**TRY IT:** Line filter on the word "普光气田大湾": copy each matching line from the entries.

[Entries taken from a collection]
◇ ◇ ◇ ◇ ◇
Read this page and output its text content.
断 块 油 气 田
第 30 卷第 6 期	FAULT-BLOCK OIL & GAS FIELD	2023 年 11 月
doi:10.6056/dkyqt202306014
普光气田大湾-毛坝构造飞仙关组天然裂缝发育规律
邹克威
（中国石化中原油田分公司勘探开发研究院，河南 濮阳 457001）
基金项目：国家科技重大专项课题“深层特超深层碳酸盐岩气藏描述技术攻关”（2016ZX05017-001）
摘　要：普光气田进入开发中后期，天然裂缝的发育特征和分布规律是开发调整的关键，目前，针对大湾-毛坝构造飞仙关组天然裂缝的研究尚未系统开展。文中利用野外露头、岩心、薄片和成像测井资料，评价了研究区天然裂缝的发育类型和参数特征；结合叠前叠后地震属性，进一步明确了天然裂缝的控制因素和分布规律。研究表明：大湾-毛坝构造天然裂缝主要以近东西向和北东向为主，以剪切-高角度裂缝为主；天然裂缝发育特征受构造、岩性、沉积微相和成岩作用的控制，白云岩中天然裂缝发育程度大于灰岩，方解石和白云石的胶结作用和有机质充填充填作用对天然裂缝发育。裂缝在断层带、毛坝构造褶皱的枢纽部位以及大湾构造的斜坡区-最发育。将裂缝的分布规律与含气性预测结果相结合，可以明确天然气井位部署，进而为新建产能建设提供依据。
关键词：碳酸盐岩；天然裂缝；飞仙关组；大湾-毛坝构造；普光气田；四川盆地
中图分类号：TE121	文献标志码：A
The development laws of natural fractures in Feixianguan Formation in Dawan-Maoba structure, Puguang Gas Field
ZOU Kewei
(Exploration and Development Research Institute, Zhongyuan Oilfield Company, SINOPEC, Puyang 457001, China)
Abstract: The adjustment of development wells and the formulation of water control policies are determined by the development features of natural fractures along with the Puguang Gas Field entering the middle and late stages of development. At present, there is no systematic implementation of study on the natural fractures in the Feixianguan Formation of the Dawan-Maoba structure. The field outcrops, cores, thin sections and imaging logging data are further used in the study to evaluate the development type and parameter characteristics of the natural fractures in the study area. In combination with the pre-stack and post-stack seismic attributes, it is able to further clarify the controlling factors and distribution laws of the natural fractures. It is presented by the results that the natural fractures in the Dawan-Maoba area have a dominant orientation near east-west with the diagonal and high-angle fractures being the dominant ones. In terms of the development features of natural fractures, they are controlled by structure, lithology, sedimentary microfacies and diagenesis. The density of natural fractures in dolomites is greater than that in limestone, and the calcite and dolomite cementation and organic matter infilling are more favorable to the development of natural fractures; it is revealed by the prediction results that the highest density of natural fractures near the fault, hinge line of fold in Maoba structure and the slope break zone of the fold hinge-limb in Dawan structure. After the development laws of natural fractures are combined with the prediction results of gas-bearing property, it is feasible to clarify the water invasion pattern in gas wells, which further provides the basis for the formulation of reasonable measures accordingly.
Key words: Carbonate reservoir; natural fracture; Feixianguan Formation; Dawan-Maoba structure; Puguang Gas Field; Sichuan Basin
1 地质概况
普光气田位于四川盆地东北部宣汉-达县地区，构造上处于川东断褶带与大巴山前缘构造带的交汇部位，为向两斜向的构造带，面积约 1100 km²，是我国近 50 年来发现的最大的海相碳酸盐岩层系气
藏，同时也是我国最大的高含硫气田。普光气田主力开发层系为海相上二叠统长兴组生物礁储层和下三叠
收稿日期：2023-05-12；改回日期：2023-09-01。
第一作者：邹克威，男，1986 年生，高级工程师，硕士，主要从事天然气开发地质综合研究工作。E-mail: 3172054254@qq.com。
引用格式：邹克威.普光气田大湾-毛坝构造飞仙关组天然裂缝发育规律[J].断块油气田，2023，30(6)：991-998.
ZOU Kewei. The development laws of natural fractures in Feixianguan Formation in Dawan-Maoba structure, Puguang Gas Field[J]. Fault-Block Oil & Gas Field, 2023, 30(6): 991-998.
◇ ◇ ◇ ◇ ◇
**ANSWER BOX:**
普光气田大湾-毛坝构造飞仙关组天然裂缝发育规律
引用格式：邹克威.普光气田大湾-毛坝构造飞仙关组天然裂缝发育规律[J].断块油气田，2023，30(6)：991-998.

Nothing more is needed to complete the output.